--- Work instructions ---
From the material below, return every line that includes "time".

--- Supplied records ---

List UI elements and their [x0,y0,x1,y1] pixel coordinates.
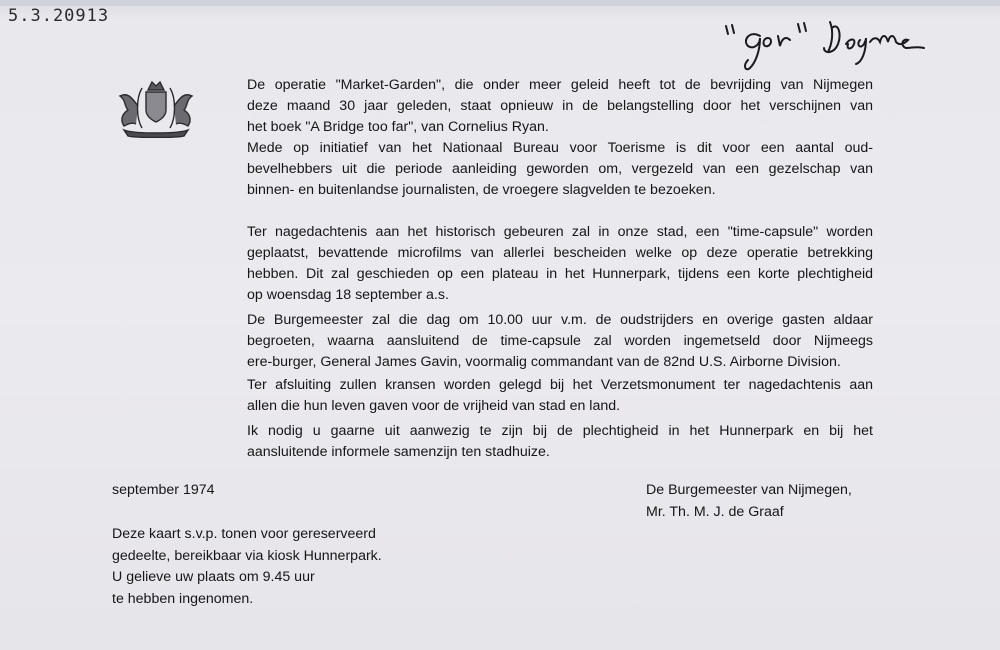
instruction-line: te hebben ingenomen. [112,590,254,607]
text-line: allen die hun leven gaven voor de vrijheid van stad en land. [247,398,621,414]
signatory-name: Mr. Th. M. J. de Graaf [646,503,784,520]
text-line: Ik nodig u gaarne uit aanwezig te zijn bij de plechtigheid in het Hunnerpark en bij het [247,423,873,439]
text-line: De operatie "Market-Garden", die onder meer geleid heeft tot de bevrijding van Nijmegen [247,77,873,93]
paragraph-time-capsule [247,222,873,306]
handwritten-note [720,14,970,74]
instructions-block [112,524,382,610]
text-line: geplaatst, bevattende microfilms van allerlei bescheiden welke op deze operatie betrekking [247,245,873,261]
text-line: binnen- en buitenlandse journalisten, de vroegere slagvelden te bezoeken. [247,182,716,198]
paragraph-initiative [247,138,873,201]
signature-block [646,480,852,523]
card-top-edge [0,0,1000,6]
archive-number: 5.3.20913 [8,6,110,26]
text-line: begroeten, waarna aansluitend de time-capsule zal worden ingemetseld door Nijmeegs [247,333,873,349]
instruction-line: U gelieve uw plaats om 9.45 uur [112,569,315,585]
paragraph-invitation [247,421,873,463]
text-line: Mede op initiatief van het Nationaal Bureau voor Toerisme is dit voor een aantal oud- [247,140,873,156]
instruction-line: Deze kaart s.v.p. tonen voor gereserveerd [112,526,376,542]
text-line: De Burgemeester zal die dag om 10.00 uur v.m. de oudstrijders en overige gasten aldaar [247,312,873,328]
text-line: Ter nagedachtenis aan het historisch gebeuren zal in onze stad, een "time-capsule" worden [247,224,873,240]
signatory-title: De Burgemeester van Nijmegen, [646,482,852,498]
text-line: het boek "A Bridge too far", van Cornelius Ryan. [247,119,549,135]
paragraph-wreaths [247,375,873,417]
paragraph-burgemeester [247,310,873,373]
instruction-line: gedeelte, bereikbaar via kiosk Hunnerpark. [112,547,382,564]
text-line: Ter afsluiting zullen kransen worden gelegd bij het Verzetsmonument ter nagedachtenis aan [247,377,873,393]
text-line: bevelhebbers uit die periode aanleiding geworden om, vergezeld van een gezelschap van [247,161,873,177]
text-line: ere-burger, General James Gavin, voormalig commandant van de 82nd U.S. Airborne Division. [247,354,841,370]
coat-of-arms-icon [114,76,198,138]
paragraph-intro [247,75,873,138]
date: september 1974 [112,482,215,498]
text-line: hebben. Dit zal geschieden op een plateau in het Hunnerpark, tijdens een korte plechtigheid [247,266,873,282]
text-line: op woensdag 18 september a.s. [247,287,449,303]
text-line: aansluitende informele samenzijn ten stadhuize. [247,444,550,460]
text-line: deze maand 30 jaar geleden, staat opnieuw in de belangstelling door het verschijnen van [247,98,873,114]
...
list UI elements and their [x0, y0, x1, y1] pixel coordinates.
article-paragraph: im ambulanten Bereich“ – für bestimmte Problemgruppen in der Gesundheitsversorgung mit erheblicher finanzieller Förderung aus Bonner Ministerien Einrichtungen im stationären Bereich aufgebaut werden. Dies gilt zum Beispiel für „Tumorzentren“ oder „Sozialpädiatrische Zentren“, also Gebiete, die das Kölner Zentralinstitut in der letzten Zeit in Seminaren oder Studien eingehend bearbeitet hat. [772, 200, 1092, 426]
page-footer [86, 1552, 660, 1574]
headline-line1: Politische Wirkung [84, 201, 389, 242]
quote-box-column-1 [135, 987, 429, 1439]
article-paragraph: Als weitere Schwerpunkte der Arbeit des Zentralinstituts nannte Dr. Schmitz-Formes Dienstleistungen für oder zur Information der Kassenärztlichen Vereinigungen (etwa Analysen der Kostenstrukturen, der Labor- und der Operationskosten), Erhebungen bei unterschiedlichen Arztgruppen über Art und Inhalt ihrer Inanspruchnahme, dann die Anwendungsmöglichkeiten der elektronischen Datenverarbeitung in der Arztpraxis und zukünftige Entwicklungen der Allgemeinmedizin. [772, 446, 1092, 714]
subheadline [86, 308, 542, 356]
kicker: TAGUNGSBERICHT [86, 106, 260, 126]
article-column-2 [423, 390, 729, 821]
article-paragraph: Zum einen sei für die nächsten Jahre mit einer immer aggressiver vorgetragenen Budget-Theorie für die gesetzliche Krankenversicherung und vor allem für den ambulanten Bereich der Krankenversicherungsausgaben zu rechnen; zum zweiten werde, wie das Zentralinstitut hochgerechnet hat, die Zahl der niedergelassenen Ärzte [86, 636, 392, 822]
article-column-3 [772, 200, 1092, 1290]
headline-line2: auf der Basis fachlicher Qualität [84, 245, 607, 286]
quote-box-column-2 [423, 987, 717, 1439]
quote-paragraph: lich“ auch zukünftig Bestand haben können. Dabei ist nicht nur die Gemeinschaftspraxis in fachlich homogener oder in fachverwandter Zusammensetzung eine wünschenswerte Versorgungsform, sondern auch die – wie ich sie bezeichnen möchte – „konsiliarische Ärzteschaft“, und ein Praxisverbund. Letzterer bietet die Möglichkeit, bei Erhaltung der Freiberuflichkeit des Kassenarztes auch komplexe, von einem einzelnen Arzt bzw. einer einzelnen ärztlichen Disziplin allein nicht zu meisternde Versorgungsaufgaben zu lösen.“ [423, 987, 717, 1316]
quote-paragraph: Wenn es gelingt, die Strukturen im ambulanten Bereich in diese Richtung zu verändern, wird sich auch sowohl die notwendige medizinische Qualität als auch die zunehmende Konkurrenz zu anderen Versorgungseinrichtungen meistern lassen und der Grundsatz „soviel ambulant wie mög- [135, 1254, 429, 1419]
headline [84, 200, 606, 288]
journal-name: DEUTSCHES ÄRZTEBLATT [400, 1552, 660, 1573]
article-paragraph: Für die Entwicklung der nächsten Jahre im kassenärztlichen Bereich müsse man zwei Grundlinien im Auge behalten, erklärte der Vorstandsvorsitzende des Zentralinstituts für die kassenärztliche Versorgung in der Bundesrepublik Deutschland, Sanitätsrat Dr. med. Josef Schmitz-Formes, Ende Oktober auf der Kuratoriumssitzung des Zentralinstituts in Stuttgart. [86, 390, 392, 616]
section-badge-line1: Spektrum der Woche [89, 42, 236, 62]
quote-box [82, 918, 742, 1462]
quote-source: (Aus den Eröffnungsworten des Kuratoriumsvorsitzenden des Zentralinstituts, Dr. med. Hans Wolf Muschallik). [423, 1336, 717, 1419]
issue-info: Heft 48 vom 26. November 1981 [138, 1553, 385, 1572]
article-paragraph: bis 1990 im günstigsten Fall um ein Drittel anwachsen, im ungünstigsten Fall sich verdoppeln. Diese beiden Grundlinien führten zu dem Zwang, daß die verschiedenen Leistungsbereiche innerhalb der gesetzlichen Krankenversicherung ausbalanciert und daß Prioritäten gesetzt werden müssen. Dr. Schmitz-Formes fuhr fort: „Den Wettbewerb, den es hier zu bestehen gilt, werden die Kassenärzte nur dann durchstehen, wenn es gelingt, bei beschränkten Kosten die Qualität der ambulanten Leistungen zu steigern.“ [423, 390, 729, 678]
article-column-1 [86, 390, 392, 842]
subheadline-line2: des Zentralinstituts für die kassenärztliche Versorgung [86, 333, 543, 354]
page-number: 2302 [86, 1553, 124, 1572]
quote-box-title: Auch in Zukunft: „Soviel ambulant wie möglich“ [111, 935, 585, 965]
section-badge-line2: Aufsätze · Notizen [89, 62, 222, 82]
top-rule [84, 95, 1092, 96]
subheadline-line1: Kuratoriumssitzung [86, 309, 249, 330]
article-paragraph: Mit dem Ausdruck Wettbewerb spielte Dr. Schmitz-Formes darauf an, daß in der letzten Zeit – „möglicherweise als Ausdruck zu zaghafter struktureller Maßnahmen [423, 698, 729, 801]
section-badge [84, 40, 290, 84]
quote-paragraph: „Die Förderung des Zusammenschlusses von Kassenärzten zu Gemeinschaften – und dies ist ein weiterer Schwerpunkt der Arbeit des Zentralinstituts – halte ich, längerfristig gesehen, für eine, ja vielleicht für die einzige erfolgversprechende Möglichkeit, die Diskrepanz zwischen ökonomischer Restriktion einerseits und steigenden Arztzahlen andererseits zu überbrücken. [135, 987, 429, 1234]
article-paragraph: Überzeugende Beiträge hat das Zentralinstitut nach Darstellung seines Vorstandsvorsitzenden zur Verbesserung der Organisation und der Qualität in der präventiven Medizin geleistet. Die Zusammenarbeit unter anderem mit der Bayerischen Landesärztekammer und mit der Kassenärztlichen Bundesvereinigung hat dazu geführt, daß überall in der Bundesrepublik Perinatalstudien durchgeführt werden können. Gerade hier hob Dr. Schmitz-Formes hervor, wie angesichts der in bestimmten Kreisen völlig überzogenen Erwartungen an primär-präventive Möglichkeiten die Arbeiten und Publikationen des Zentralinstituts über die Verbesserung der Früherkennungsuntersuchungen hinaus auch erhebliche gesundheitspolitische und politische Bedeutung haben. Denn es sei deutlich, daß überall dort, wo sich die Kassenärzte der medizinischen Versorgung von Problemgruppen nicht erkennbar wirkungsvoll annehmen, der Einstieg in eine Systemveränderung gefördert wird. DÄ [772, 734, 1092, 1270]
--
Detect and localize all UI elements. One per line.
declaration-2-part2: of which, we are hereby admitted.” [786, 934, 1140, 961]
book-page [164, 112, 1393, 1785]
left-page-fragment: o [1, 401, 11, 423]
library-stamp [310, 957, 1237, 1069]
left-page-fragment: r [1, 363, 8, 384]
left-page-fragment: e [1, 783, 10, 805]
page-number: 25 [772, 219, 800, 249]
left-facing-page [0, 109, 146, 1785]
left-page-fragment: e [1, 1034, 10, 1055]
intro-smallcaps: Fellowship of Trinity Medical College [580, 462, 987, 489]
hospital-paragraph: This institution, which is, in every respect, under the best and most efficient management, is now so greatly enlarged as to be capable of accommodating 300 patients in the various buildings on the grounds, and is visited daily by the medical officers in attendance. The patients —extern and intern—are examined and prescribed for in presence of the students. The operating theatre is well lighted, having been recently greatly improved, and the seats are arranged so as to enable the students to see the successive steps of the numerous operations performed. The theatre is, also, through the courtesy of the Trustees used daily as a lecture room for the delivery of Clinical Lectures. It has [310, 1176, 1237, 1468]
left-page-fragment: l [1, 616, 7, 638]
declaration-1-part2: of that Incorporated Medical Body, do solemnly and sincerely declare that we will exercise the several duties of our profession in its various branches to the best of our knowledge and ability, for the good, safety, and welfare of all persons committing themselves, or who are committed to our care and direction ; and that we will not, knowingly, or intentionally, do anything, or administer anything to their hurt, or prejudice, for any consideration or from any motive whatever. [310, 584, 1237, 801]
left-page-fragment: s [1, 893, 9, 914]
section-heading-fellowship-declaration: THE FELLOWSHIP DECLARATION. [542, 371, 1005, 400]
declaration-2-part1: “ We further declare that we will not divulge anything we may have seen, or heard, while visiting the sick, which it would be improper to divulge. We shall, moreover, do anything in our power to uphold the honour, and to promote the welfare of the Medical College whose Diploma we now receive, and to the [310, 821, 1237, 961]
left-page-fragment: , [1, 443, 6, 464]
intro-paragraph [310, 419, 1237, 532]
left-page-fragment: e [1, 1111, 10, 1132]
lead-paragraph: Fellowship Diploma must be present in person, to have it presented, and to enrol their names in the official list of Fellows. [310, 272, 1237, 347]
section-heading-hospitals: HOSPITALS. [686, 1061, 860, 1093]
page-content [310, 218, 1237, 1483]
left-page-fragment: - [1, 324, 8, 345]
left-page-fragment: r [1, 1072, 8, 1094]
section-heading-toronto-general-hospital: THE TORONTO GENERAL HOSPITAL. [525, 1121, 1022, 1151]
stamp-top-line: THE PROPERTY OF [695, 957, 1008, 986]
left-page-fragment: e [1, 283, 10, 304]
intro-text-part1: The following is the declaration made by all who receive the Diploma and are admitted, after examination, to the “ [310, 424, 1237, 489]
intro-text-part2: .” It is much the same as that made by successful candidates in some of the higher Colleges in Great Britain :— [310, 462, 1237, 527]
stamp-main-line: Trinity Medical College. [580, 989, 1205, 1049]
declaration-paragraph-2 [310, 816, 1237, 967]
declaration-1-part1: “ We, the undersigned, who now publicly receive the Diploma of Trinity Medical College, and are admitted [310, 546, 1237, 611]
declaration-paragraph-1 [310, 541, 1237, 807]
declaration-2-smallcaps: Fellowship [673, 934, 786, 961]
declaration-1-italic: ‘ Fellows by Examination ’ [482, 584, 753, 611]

--- Solved exercise ---
paragraph-time-capsule [247,222,873,306]
text-line: begroeten, waarna aansluitend de time-capsule zal worden ingemetseld door Nijmeegs [247,333,873,349]
text-line: Ter nagedachtenis aan het historisch gebeuren zal in onze stad, een "time-capsule" worden [247,224,873,240]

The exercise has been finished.